SHORT EXERCISE:
Reproduce the data exactly.

DATA LINES:

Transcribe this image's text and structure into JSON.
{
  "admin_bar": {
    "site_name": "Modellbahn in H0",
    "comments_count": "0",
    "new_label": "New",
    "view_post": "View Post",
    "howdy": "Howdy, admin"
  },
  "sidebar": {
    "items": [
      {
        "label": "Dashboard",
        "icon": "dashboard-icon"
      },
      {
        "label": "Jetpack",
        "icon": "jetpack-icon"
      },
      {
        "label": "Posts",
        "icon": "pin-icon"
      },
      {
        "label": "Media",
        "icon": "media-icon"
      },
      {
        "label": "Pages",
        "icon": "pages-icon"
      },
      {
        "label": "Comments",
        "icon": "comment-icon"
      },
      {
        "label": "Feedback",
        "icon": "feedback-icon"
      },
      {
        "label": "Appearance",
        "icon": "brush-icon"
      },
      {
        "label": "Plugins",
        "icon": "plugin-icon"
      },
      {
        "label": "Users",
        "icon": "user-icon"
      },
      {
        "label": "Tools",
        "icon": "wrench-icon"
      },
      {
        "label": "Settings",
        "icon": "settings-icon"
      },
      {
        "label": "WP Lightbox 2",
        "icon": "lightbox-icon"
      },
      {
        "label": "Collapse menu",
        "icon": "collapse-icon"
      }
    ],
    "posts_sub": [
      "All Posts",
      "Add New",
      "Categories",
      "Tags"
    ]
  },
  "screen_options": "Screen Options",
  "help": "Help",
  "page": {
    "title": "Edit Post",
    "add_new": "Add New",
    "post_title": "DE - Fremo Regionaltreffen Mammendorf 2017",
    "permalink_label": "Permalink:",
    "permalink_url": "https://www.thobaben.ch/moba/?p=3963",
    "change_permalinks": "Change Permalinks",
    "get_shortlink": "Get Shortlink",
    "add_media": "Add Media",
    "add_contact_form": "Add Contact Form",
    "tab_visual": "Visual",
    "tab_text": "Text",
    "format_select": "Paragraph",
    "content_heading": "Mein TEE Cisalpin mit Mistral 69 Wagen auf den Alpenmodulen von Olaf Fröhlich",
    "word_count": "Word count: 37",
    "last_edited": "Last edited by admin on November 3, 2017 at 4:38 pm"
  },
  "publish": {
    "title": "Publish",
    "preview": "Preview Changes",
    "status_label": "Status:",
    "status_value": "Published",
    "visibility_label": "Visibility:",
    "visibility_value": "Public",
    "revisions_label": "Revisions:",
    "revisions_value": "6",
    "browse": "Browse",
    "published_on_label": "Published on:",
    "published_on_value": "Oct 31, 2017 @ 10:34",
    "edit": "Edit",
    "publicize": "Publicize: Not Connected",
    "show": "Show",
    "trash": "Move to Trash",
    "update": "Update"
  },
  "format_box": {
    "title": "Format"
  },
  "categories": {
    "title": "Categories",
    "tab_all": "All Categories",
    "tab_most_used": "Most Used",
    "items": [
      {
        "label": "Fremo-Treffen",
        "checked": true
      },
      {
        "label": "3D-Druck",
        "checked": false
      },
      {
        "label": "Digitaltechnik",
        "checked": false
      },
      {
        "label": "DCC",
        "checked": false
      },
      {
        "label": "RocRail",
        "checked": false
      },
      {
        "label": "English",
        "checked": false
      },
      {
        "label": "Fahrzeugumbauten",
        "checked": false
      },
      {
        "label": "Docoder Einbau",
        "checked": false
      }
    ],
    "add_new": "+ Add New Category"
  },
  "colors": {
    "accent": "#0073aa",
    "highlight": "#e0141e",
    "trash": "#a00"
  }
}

FULL RESPONSE:
Transcribe this image's text and structure into JSON.
{
  "admin_bar": {
    "site_name": "Modellbahn in H0",
    "comments_count": "0",
    "new_label": "New",
    "view_post": "View Post",
    "howdy": "Howdy, admin"
  },
  "sidebar": {
    "items": [
      {
        "label": "Dashboard",
        "icon": "dashboard-icon"
      },
      {
        "label": "Jetpack",
        "icon": "jetpack-icon"
      },
      {
        "label": "Posts",
        "icon": "pin-icon"
      },
      {
        "label": "Media",
        "icon": "media-icon"
      },
      {
        "label": "Pages",
        "icon": "pages-icon"
      },
      {
        "label": "Comments",
        "icon": "comment-icon"
      },
      {
        "label": "Feedback",
        "icon": "feedback-icon"
      },
      {
        "label": "Appearance",
        "icon": "brush-icon"
      },
      {
        "label": "Plugins",
        "icon": "plugin-icon"
      },
      {
        "label": "Users",
        "icon": "user-icon"
      },
      {
        "label": "Tools",
        "icon": "wrench-icon"
      },
      {
        "label": "Settings",
        "icon": "settings-icon"
      },
      {
        "label": "WP Lightbox 2",
        "icon": "lightbox-icon"
      },
      {
        "label": "Collapse menu",
        "icon": "collapse-icon"
      }
    ],
    "posts_sub": [
      "All Posts",
      "Add New",
      "Categories",
      "Tags"
    ]
  },
  "screen_options": "Screen Options",
  "help": "Help",
  "page": {
    "title": "Edit Post",
    "add_new": "Add New",
    "post_title": "DE - Fremo Regionaltreffen Mammendorf 2017",
    "permalink_label": "Permalink:",
    "permalink_url": "https://www.thobaben.ch/moba/?p=3963",
    "change_permalinks": "Change Permalinks",
    "get_shortlink": "Get Shortlink",
    "add_media": "Add Media",
    "add_contact_form": "Add Contact Form",
    "tab_visual": "Visual",
    "tab_text": "Text",
    "format_select": "Paragraph",
    "content_heading": "Mein TEE Cisalpin mit Mistral 69 Wagen auf den Alpenmodulen von Olaf Fröhlich",
    "word_count": "Word count: 37",
    "last_edited": "Last edited by admin on November 3, 2017 at 4:38 pm"
  },
  "publish": {
    "title": "Publish",
    "preview": "Preview Changes",
    "status_label": "Status:",
    "status_value": "Published",
    "visibility_label": "Visibility:",
    "visibility_value": "Public",
    "revisions_label": "Revisions:",
    "revisions_value": "6",
    "browse": "Browse",
    "published_on_label": "Published on:",
    "published_on_value": "Oct 31, 2017 @ 10:34",
    "edit": "Edit",
    "publicize": "Publicize: Not Connected",
    "show": "Show",
    "trash": "Move to Trash",
    "update": "Update"
  },
  "format_box": {
    "title": "Format"
  },
  "categories": {
    "title": "Categories",
    "tab_all": "All Categories",
    "tab_most_used": "Most Used",
    "items": [
      {
        "label": "Fremo-Treffen",
        "checked": true
      },
      {
        "label": "3D-Druck",
        "checked": false
      },
      {
        "label": "Digitaltechnik",
        "checked": false
      },
      {
        "label": "DCC",
        "checked": false
      },
      {
        "label": "RocRail",
        "checked": false
      },
      {
        "label": "English",
        "checked": false
      },
      {
        "label": "Fahrzeugumbauten",
        "checked": false
      },
      {
        "label": "Docoder Einbau",
        "checked": false
      }
    ],
    "add_new": "+ Add New Category"
  },
  "colors": {
    "accent": "#0073aa",
    "highlight": "#e0141e",
    "trash": "#a00"
  }
}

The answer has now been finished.